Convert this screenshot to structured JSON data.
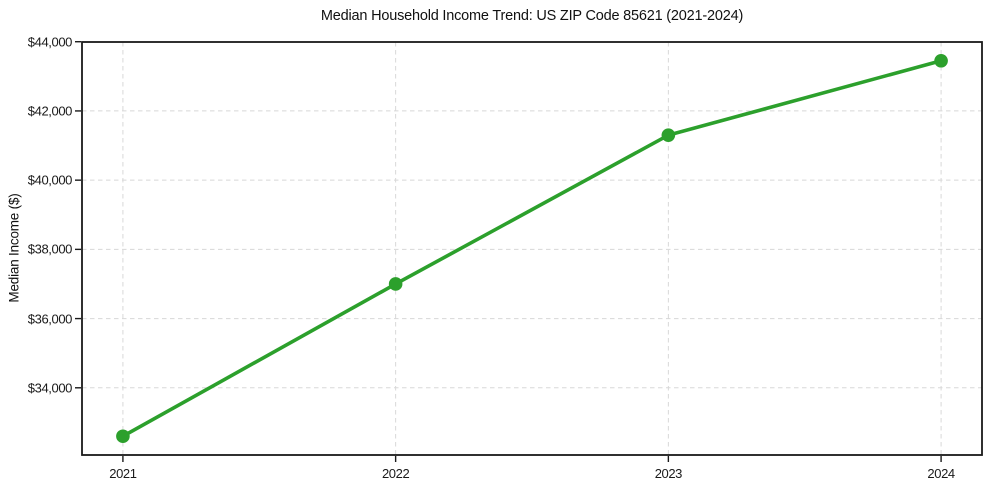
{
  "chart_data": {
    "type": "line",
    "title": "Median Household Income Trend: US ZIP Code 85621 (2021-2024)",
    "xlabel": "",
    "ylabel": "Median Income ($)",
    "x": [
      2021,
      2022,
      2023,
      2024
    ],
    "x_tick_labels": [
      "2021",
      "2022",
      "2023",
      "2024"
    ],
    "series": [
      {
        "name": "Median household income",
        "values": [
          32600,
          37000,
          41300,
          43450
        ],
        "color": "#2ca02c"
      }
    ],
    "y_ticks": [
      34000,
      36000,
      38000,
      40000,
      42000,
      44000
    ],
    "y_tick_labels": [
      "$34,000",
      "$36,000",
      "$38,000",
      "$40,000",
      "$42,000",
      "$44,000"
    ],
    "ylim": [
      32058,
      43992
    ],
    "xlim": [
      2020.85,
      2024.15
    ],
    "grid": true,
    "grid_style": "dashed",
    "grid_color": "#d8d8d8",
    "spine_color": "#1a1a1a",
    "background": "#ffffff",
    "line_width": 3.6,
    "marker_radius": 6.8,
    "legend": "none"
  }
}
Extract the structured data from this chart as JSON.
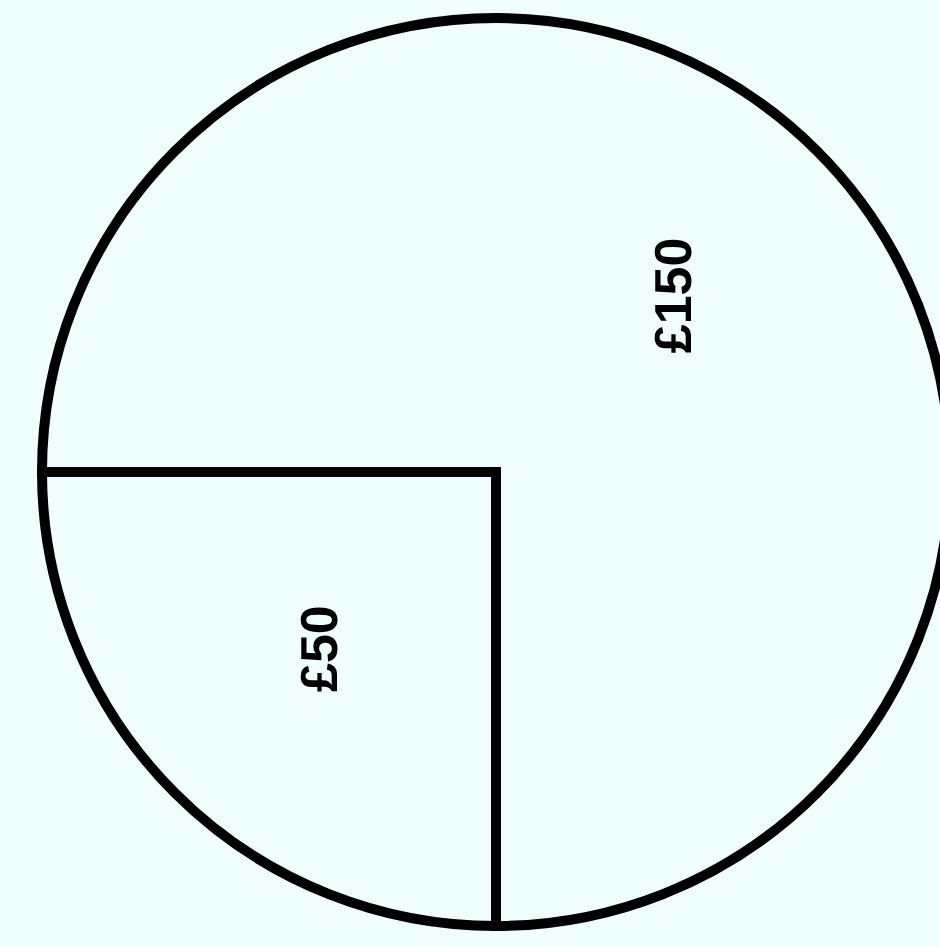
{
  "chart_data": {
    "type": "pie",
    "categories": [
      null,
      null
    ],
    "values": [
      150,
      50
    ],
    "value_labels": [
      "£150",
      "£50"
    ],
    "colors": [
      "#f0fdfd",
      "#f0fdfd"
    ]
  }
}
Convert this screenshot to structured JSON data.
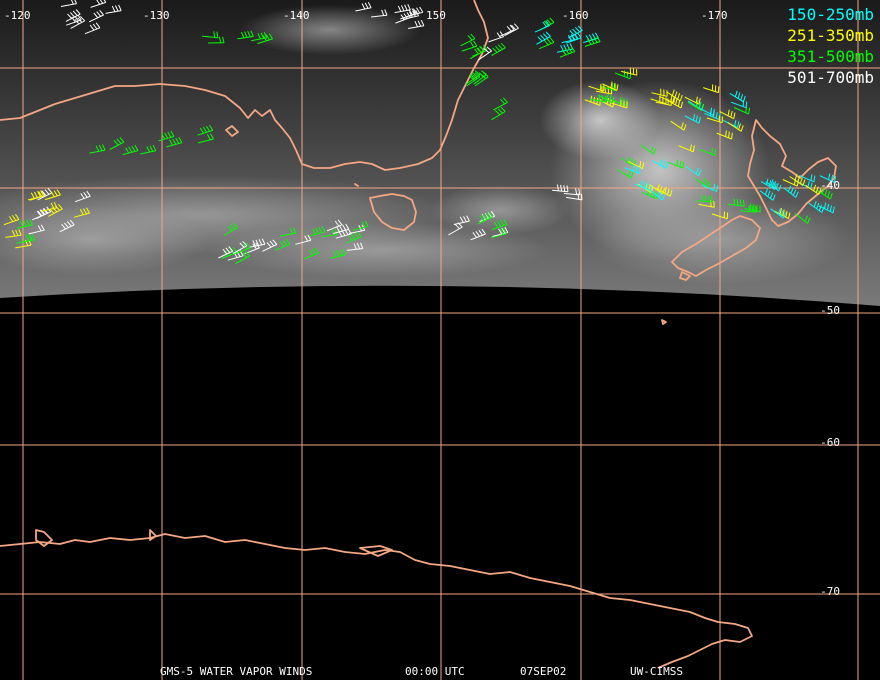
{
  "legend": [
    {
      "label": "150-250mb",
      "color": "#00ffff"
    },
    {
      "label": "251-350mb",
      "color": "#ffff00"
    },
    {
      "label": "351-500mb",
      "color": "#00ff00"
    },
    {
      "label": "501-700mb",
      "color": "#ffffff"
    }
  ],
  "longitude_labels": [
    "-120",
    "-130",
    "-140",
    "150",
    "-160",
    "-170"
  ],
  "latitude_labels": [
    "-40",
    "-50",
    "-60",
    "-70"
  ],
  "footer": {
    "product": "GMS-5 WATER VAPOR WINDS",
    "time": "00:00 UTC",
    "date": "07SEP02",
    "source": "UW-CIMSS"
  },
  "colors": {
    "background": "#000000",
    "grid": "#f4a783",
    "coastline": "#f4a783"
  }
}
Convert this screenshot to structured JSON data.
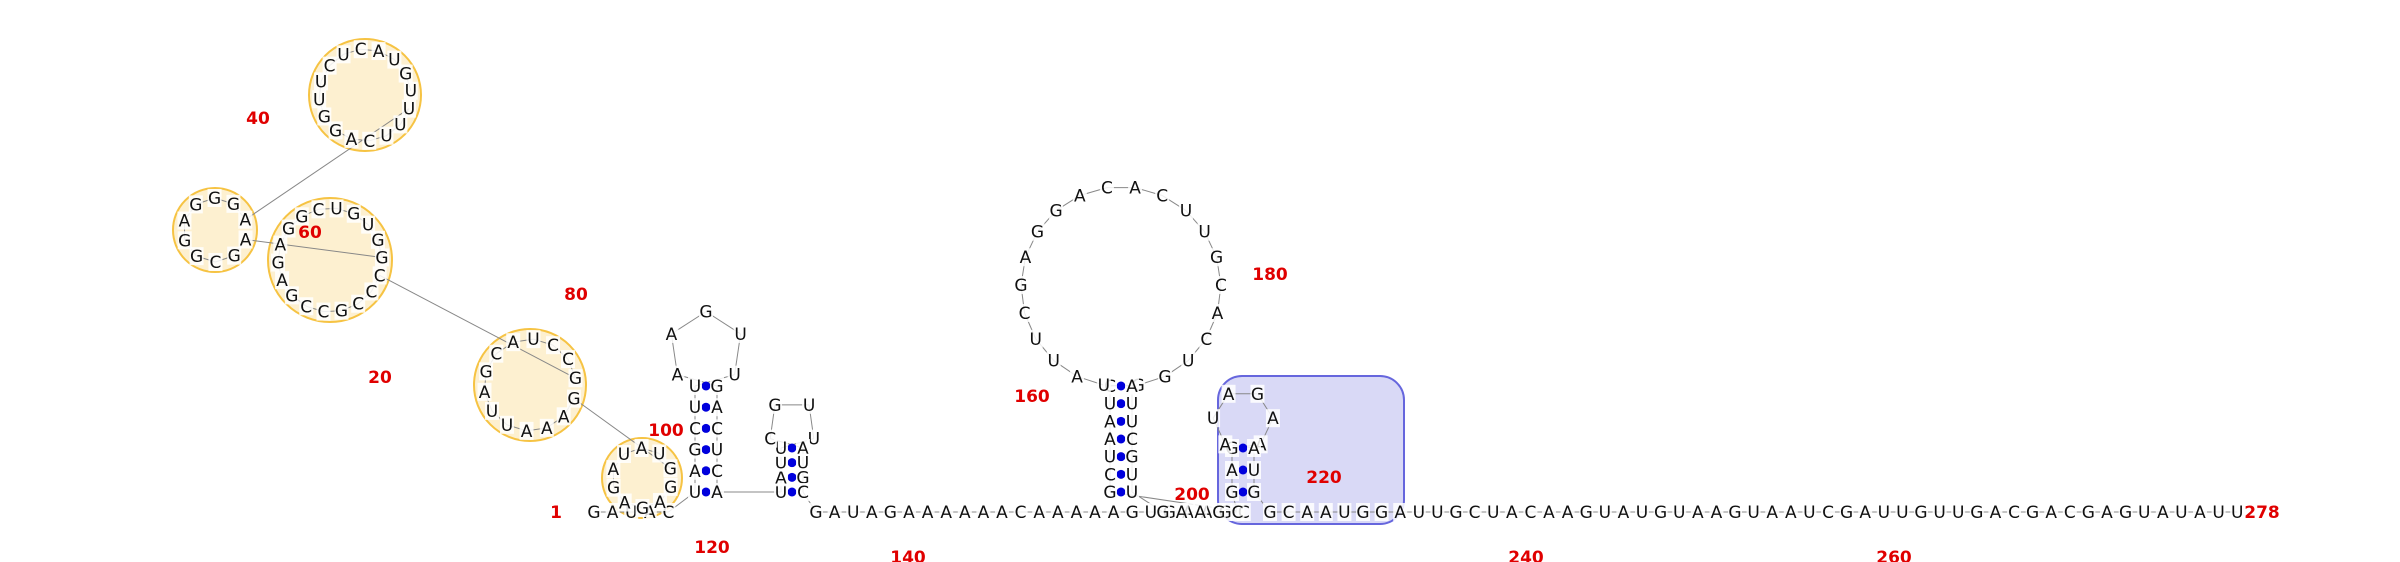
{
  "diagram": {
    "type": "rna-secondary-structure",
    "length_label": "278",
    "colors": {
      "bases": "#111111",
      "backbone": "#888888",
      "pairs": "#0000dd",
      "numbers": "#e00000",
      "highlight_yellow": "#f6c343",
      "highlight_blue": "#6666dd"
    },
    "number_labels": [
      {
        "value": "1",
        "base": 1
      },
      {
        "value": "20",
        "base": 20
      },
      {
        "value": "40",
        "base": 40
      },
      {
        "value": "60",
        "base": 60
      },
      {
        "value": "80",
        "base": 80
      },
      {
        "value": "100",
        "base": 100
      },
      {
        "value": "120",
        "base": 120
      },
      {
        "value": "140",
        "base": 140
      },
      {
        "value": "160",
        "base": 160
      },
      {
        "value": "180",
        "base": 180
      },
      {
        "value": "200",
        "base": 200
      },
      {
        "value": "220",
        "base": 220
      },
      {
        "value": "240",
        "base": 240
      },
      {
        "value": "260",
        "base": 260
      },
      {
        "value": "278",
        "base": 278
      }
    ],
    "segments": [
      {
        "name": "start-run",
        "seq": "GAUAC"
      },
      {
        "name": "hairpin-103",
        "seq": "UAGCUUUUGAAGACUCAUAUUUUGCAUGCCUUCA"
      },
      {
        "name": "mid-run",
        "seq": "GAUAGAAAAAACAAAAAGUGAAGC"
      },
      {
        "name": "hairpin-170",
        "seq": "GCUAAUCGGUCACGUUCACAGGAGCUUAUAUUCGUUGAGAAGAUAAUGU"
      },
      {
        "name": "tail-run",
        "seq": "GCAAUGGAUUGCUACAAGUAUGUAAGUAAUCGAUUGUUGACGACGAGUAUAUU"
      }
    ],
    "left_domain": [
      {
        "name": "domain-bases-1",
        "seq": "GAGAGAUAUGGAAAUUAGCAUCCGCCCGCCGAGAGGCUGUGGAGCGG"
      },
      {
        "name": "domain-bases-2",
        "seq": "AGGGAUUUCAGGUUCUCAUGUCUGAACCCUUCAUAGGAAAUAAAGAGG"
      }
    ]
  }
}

——

» **What you should do**
Copy each line of the records precisely and drop any images they hold.

» **Exercise output**
Convert this screenshot to structured JSON data.
{
  "chart_data": {
    "type": "line",
    "title": "Median Household Income Trend: US ZIP Code 85621 (2021-2024)",
    "xlabel": "",
    "ylabel": "Median Income ($)",
    "x": [
      2021,
      2022,
      2023,
      2024
    ],
    "x_tick_labels": [
      "2021",
      "2022",
      "2023",
      "2024"
    ],
    "series": [
      {
        "name": "Median household income",
        "values": [
          32600,
          37000,
          41300,
          43450
        ],
        "color": "#2ca02c"
      }
    ],
    "y_ticks": [
      34000,
      36000,
      38000,
      40000,
      42000,
      44000
    ],
    "y_tick_labels": [
      "$34,000",
      "$36,000",
      "$38,000",
      "$40,000",
      "$42,000",
      "$44,000"
    ],
    "ylim": [
      32058,
      43992
    ],
    "xlim": [
      2020.85,
      2024.15
    ],
    "grid": true,
    "grid_style": "dashed",
    "grid_color": "#d8d8d8",
    "spine_color": "#1a1a1a",
    "background": "#ffffff",
    "line_width": 3.6,
    "marker_radius": 6.8,
    "legend": "none"
  }
}
Extract the structured data from this chart as JSON.
{
  "chart_data": {
    "type": "pie",
    "categories": [
      null,
      null
    ],
    "values": [
      150,
      50
    ],
    "value_labels": [
      "£150",
      "£50"
    ],
    "colors": [
      "#f0fdfd",
      "#f0fdfd"
    ]
  }
}
Convert this screenshot to structured JSON data.
{
  "legend": [
    {
      "label": "150-250mb",
      "color": "#00ffff"
    },
    {
      "label": "251-350mb",
      "color": "#ffff00"
    },
    {
      "label": "351-500mb",
      "color": "#00ff00"
    },
    {
      "label": "501-700mb",
      "color": "#ffffff"
    }
  ],
  "longitude_labels": [
    "-120",
    "-130",
    "-140",
    "150",
    "-160",
    "-170"
  ],
  "latitude_labels": [
    "-40",
    "-50",
    "-60",
    "-70"
  ],
  "footer": {
    "product": "GMS-5 WATER VAPOR WINDS",
    "time": "00:00 UTC",
    "date": "07SEP02",
    "source": "UW-CIMSS"
  },
  "colors": {
    "background": "#000000",
    "grid": "#f4a783",
    "coastline": "#f4a783"
  }
}
Convert this screenshot to structured JSON data.
{
  "diagram": {
    "type": "rna-secondary-structure",
    "length_label": "278",
    "colors": {
      "bases": "#111111",
      "backbone": "#888888",
      "pairs": "#0000dd",
      "numbers": "#e00000",
      "highlight_yellow": "#f6c343",
      "highlight_blue": "#6666dd"
    },
    "number_labels": [
      {
        "value": "1",
        "base": 1
      },
      {
        "value": "20",
        "base": 20
      },
      {
        "value": "40",
        "base": 40
      },
      {
        "value": "60",
        "base": 60
      },
      {
        "value": "80",
        "base": 80
      },
      {
        "value": "100",
        "base": 100
      },
      {
        "value": "120",
        "base": 120
      },
      {
        "value": "140",
        "base": 140
      },
      {
        "value": "160",
        "base": 160
      },
      {
        "value": "180",
        "base": 180
      },
      {
        "value": "200",
        "base": 200
      },
      {
        "value": "220",
        "base": 220
      },
      {
        "value": "240",
        "base": 240
      },
      {
        "value": "260",
        "base": 260
      },
      {
        "value": "278",
        "base": 278
      }
    ],
    "segments": [
      {
        "name": "start-run",
        "seq": "GAUAC"
      },
      {
        "name": "hairpin-103",
        "seq": "UAGCUUUUGAAGACUCAUAUUUUGCAUGCCUUCA"
      },
      {
        "name": "mid-run",
        "seq": "GAUAGAAAAAACAAAAAGUGAAGC"
      },
      {
        "name": "hairpin-170",
        "seq": "GCUAAUCGGUCACGUUCACAGGAGCUUAUAUUCGUUGAGAAGAUAAUGU"
      },
      {
        "name": "tail-run",
        "seq": "GCAAUGGAUUGCUACAAGUAUGUAAGUAAUCGAUUGUUGACGACGAGUAUAUU"
      }
    ],
    "left_domain": [
      {
        "name": "domain-bases-1",
        "seq": "GAGAGAUAUGGAAAUUAGCAUCCGCCCGCCGAGAGGCUGUGGAGCGG"
      },
      {
        "name": "domain-bases-2",
        "seq": "AGGGAUUUCAGGUUCUCAUGUCUGAACCCUUCAUAGGAAAUAAAGAGG"
      }
    ]
  }
}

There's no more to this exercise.